WHAT THE TASK ASKS
Collect from the data below each line with "name".

(Lines of data)
----

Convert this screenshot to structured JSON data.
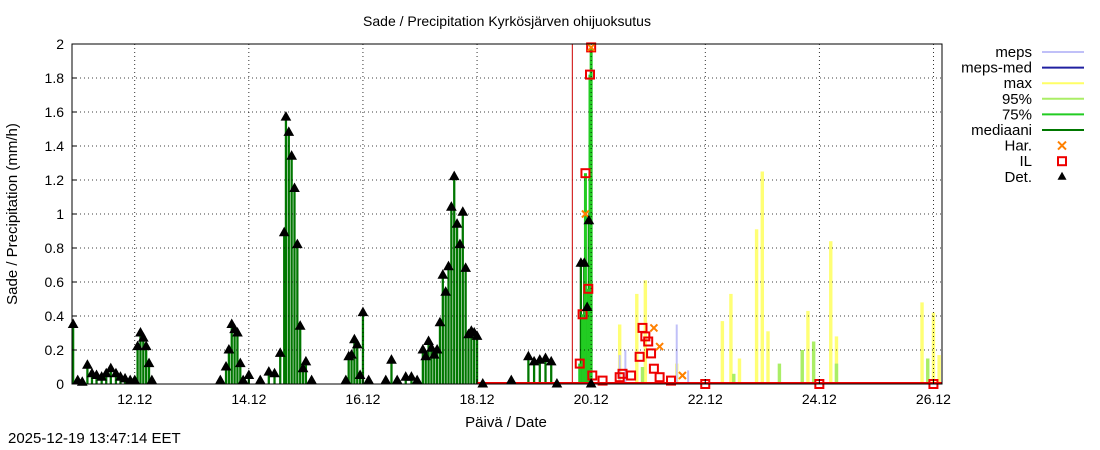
{
  "chart_data": {
    "type": "bar",
    "title": "Sade / Precipitation  Kyrkösjärven ohijuoksutus",
    "xlabel": "Päivä / Date",
    "ylabel": "Sade / Precipitation (mm/h)",
    "xlim": [
      10.9,
      26.15
    ],
    "ylim": [
      0,
      2
    ],
    "yticks": [
      0,
      0.2,
      0.4,
      0.6,
      0.8,
      1,
      1.2,
      1.4,
      1.6,
      1.8,
      2
    ],
    "ytick_labels": [
      "0",
      "0.2",
      "0.4",
      "0.6",
      "0.8",
      "1",
      "1.2",
      "1.4",
      "1.6",
      "1.8",
      "2"
    ],
    "xticks": [
      12,
      14,
      16,
      18,
      20,
      22,
      24,
      26
    ],
    "xtick_labels": [
      "12.12",
      "14.12",
      "16.12",
      "18.12",
      "20.12",
      "22.12",
      "24.12",
      "26.12"
    ],
    "now_marker": 19.67,
    "legend": [
      {
        "label": "meps",
        "style": "line",
        "color": "#c0c0f8"
      },
      {
        "label": "meps-med",
        "style": "line",
        "color": "#2020a0"
      },
      {
        "label": "max",
        "style": "line",
        "color": "#ffff66"
      },
      {
        "label": "95%",
        "style": "line",
        "color": "#aaee66"
      },
      {
        "label": "75%",
        "style": "line",
        "color": "#22cc22"
      },
      {
        "label": "mediaani",
        "style": "line",
        "color": "#007700"
      },
      {
        "label": "Har.",
        "style": "cross",
        "color": "#ff8000"
      },
      {
        "label": "IL",
        "style": "square",
        "color": "#ee0000"
      },
      {
        "label": "Det.",
        "style": "triangle",
        "color": "#000000"
      }
    ],
    "series": [
      {
        "name": "Det. (observed, hourly)",
        "points": [
          [
            10.92,
            0.35
          ],
          [
            11.0,
            0.02
          ],
          [
            11.08,
            0.01
          ],
          [
            11.17,
            0.11
          ],
          [
            11.25,
            0.06
          ],
          [
            11.33,
            0.05
          ],
          [
            11.42,
            0.04
          ],
          [
            11.5,
            0.06
          ],
          [
            11.58,
            0.09
          ],
          [
            11.67,
            0.06
          ],
          [
            11.75,
            0.04
          ],
          [
            11.83,
            0.03
          ],
          [
            11.92,
            0.02
          ],
          [
            12.0,
            0.02
          ],
          [
            12.05,
            0.22
          ],
          [
            12.1,
            0.3
          ],
          [
            12.15,
            0.27
          ],
          [
            12.2,
            0.22
          ],
          [
            12.25,
            0.12
          ],
          [
            12.3,
            0.02
          ],
          [
            13.5,
            0.02
          ],
          [
            13.6,
            0.1
          ],
          [
            13.65,
            0.2
          ],
          [
            13.7,
            0.35
          ],
          [
            13.75,
            0.32
          ],
          [
            13.8,
            0.3
          ],
          [
            13.85,
            0.12
          ],
          [
            13.9,
            0.02
          ],
          [
            14.0,
            0.05
          ],
          [
            14.2,
            0.02
          ],
          [
            14.35,
            0.07
          ],
          [
            14.45,
            0.06
          ],
          [
            14.55,
            0.18
          ],
          [
            14.62,
            0.89
          ],
          [
            14.65,
            1.57
          ],
          [
            14.7,
            1.48
          ],
          [
            14.75,
            1.34
          ],
          [
            14.8,
            1.15
          ],
          [
            14.85,
            0.82
          ],
          [
            14.9,
            0.34
          ],
          [
            14.95,
            0.09
          ],
          [
            15.0,
            0.13
          ],
          [
            15.1,
            0.02
          ],
          [
            15.7,
            0.02
          ],
          [
            15.75,
            0.16
          ],
          [
            15.8,
            0.17
          ],
          [
            15.85,
            0.26
          ],
          [
            15.9,
            0.23
          ],
          [
            15.95,
            0.05
          ],
          [
            16.0,
            0.42
          ],
          [
            16.1,
            0.02
          ],
          [
            16.4,
            0.02
          ],
          [
            16.5,
            0.14
          ],
          [
            16.6,
            0.02
          ],
          [
            16.75,
            0.04
          ],
          [
            16.85,
            0.04
          ],
          [
            16.95,
            0.02
          ],
          [
            17.05,
            0.2
          ],
          [
            17.1,
            0.16
          ],
          [
            17.15,
            0.25
          ],
          [
            17.2,
            0.21
          ],
          [
            17.25,
            0.17
          ],
          [
            17.3,
            0.2
          ],
          [
            17.35,
            0.36
          ],
          [
            17.4,
            0.64
          ],
          [
            17.45,
            0.54
          ],
          [
            17.5,
            0.69
          ],
          [
            17.55,
            1.04
          ],
          [
            17.6,
            1.22
          ],
          [
            17.65,
            0.94
          ],
          [
            17.7,
            0.82
          ],
          [
            17.75,
            1.01
          ],
          [
            17.8,
            0.68
          ],
          [
            17.85,
            0.29
          ],
          [
            17.9,
            0.31
          ],
          [
            17.95,
            0.3
          ],
          [
            18.0,
            0.28
          ],
          [
            18.1,
            0.0
          ],
          [
            18.6,
            0.02
          ],
          [
            18.9,
            0.16
          ],
          [
            19.0,
            0.13
          ],
          [
            19.1,
            0.14
          ],
          [
            19.2,
            0.15
          ],
          [
            19.3,
            0.13
          ],
          [
            19.4,
            0.0
          ],
          [
            19.82,
            0.71
          ],
          [
            19.88,
            0.71
          ],
          [
            19.93,
            0.45
          ],
          [
            19.96,
            0.96
          ],
          [
            20.0,
            0.0
          ]
        ]
      },
      {
        "name": "IL (forecast)",
        "points": [
          [
            19.8,
            0.12
          ],
          [
            19.85,
            0.41
          ],
          [
            19.9,
            1.24
          ],
          [
            19.95,
            0.56
          ],
          [
            19.98,
            1.82
          ],
          [
            20.0,
            1.98
          ],
          [
            20.02,
            0.05
          ],
          [
            20.2,
            0.02
          ],
          [
            20.5,
            0.04
          ],
          [
            20.55,
            0.06
          ],
          [
            20.7,
            0.05
          ],
          [
            20.85,
            0.16
          ],
          [
            20.9,
            0.33
          ],
          [
            20.95,
            0.28
          ],
          [
            21.0,
            0.25
          ],
          [
            21.05,
            0.18
          ],
          [
            21.1,
            0.09
          ],
          [
            21.2,
            0.04
          ],
          [
            21.4,
            0.02
          ],
          [
            22.0,
            0.0
          ],
          [
            24.0,
            0.0
          ],
          [
            26.0,
            0.0
          ]
        ]
      },
      {
        "name": "Har. (forecast)",
        "points": [
          [
            19.9,
            1.0
          ],
          [
            20.0,
            1.98
          ],
          [
            21.1,
            0.33
          ],
          [
            21.2,
            0.22
          ],
          [
            21.6,
            0.05
          ]
        ]
      },
      {
        "name": "max (ensemble)",
        "points": [
          [
            20.5,
            0.35
          ],
          [
            20.8,
            0.53
          ],
          [
            20.95,
            0.61
          ],
          [
            21.5,
            0.12
          ],
          [
            22.3,
            0.37
          ],
          [
            22.45,
            0.53
          ],
          [
            22.6,
            0.15
          ],
          [
            22.9,
            0.91
          ],
          [
            23.0,
            1.25
          ],
          [
            23.1,
            0.31
          ],
          [
            23.8,
            0.43
          ],
          [
            24.2,
            0.84
          ],
          [
            24.3,
            0.28
          ],
          [
            25.8,
            0.48
          ],
          [
            26.0,
            0.42
          ],
          [
            26.1,
            0.17
          ]
        ]
      },
      {
        "name": "95% (ensemble)",
        "points": [
          [
            20.9,
            0.1
          ],
          [
            22.5,
            0.06
          ],
          [
            23.3,
            0.12
          ],
          [
            23.7,
            0.2
          ],
          [
            23.9,
            0.25
          ],
          [
            24.3,
            0.12
          ],
          [
            25.9,
            0.15
          ]
        ]
      },
      {
        "name": "meps (members)",
        "points": [
          [
            20.5,
            0.17
          ],
          [
            20.6,
            0.2
          ],
          [
            21.5,
            0.35
          ],
          [
            21.7,
            0.08
          ]
        ]
      }
    ]
  },
  "footer": {
    "timestamp": "2025-12-19 13:47:14 EET"
  }
}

----

ANSWER TO THIS TASK
        "name": "Det. (observed, hourly)",
        "name": "IL (forecast)",
        "name": "Har. (forecast)",
        "name": "max (ensemble)",
        "name": "95% (ensemble)",
        "name": "meps (members)",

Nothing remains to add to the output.